[start]

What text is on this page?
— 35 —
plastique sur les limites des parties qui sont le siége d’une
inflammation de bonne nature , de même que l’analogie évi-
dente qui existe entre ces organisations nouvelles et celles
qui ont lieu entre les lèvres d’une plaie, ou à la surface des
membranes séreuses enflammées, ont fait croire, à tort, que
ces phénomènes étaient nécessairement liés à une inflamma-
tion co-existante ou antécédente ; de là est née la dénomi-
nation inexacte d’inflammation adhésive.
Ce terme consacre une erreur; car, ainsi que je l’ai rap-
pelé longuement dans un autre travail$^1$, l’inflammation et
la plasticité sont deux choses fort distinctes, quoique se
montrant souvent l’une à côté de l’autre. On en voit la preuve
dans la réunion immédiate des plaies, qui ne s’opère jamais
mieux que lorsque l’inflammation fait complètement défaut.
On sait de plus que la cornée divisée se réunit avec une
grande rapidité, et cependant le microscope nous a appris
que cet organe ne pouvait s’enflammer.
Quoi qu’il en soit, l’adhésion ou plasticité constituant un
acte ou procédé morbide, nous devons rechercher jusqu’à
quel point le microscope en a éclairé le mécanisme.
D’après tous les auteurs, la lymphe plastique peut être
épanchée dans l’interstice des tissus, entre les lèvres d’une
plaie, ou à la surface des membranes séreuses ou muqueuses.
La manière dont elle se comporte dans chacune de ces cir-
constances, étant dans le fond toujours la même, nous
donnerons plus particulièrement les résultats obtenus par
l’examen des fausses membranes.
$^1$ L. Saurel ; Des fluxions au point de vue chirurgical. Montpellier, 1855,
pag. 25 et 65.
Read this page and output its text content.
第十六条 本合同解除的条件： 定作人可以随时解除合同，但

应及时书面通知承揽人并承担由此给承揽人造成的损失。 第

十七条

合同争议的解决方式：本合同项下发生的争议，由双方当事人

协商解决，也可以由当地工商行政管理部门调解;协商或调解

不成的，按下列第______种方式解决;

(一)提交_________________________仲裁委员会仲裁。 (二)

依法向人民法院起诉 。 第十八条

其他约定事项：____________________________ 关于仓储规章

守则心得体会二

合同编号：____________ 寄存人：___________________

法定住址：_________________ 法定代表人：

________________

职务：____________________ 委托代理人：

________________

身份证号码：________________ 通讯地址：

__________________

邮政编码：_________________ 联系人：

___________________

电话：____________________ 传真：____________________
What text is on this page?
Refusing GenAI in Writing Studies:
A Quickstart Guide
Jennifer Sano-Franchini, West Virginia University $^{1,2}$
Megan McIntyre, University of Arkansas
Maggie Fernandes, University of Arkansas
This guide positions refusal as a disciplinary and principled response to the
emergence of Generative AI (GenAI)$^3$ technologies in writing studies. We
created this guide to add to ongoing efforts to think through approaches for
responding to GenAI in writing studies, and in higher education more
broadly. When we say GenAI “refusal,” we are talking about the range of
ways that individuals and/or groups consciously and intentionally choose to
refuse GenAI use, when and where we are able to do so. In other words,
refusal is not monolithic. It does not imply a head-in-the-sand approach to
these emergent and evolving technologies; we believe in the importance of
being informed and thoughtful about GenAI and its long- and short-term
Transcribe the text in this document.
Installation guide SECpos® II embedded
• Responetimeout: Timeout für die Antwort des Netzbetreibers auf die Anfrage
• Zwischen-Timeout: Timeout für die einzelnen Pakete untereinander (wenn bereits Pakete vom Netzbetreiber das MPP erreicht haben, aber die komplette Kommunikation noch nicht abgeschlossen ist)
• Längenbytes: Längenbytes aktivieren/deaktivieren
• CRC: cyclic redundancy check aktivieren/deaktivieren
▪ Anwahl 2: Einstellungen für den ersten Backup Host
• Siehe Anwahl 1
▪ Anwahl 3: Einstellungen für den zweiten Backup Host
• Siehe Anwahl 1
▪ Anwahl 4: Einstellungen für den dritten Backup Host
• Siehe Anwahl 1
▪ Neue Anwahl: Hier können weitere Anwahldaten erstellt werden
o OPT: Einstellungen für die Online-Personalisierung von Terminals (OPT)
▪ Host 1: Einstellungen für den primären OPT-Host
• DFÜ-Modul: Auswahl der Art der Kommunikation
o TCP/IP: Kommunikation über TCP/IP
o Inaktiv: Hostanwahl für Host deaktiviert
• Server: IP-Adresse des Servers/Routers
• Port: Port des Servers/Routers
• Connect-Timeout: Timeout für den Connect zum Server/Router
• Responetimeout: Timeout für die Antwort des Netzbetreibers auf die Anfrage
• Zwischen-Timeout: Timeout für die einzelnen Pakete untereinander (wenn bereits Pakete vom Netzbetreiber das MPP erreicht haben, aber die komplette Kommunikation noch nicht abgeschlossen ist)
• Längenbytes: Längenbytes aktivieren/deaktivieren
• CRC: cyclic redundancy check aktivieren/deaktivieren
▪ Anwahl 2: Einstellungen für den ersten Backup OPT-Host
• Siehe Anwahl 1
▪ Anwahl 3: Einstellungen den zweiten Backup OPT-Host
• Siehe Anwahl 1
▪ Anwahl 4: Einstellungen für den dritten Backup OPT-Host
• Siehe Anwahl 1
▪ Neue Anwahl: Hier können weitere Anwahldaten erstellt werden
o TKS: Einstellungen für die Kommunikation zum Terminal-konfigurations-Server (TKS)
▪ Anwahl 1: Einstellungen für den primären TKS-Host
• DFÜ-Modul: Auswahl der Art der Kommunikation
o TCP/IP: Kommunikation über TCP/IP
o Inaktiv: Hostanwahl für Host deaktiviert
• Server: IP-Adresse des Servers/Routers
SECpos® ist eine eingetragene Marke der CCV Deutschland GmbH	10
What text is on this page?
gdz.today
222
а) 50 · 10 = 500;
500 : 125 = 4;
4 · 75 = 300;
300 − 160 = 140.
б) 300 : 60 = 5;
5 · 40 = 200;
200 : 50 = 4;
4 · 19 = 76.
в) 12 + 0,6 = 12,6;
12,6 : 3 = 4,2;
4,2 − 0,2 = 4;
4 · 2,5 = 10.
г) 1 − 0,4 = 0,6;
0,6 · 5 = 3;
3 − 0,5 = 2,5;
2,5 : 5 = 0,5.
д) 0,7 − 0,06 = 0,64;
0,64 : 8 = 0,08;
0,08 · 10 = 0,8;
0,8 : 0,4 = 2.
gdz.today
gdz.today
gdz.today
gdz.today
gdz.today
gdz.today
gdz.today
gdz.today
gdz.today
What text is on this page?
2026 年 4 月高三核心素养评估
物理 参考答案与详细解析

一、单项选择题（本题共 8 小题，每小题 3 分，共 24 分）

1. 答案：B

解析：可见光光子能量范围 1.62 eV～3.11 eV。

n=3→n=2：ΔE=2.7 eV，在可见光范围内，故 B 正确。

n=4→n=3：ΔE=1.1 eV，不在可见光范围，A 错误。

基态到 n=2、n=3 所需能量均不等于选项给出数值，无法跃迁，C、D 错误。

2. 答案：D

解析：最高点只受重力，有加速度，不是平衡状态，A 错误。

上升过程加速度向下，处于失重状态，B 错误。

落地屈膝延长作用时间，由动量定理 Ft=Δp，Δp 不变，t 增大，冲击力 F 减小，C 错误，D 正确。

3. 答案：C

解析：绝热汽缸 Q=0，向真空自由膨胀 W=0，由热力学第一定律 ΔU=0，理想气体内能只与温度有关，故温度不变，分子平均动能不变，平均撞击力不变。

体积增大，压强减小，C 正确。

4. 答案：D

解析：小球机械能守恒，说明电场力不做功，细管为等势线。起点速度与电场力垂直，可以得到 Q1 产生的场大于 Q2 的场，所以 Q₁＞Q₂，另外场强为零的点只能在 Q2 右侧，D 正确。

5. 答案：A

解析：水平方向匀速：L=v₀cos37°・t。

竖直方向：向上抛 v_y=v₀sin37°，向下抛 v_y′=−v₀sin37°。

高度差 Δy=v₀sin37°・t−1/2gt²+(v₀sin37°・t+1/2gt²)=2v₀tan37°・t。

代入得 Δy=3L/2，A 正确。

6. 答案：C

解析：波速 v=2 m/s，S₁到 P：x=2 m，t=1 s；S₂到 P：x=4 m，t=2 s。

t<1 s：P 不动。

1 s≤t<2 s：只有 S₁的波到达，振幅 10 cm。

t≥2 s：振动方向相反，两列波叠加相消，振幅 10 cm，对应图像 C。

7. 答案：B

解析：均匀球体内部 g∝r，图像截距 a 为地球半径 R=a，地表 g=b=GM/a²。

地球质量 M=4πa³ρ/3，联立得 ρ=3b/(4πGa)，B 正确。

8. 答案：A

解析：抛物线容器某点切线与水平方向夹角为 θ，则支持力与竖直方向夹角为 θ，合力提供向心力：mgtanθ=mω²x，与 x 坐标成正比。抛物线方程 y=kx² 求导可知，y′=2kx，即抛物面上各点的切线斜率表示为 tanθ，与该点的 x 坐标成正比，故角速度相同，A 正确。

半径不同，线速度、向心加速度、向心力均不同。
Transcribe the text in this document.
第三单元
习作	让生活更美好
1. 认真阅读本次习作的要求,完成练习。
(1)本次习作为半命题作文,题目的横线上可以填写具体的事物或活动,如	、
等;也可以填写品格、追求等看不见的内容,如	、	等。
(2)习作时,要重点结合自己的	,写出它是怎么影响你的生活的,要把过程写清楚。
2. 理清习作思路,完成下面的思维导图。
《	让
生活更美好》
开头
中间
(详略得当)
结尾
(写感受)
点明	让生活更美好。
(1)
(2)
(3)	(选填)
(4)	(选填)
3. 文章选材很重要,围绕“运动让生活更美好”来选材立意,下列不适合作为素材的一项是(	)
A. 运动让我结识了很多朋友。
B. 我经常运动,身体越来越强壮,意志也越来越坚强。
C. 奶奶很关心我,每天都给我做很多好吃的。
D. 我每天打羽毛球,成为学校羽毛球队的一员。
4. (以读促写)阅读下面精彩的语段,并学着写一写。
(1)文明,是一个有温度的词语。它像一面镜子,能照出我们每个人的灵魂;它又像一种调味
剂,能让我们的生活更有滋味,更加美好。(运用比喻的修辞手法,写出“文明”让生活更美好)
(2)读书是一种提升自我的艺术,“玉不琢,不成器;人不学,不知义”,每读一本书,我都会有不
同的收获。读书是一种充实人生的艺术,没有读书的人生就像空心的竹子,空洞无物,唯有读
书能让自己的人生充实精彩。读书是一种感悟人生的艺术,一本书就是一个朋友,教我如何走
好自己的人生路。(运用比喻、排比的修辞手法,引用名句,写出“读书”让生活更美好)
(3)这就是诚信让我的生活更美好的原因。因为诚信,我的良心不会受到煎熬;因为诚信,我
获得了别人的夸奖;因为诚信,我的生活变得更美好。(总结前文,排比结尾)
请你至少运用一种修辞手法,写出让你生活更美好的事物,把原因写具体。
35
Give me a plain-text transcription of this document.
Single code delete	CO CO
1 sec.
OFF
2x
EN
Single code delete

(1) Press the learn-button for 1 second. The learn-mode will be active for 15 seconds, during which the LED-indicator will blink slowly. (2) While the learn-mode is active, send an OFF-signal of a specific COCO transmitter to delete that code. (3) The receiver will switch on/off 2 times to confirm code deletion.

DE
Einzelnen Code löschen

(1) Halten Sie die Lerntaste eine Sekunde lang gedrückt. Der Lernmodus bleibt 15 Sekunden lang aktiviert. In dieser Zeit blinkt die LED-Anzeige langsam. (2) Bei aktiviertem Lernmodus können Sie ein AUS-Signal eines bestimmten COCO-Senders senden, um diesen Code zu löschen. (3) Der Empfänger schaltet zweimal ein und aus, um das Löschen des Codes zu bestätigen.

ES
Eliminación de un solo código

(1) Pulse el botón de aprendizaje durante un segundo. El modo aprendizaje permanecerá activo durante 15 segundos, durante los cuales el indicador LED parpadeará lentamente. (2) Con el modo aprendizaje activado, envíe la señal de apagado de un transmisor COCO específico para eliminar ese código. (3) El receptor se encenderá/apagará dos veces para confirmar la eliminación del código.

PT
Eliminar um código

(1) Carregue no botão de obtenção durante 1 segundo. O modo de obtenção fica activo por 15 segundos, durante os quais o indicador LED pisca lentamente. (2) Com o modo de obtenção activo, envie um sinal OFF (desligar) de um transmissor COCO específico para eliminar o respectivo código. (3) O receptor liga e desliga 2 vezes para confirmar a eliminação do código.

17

[end]

> **Work to be completed**: In the records above, find the lines containing "about" and copy them.

> **Output**:
broadly. When we say GenAI “refusal,” we are talking about the range of
being informed and thoughtful about GenAI and its long- and short-term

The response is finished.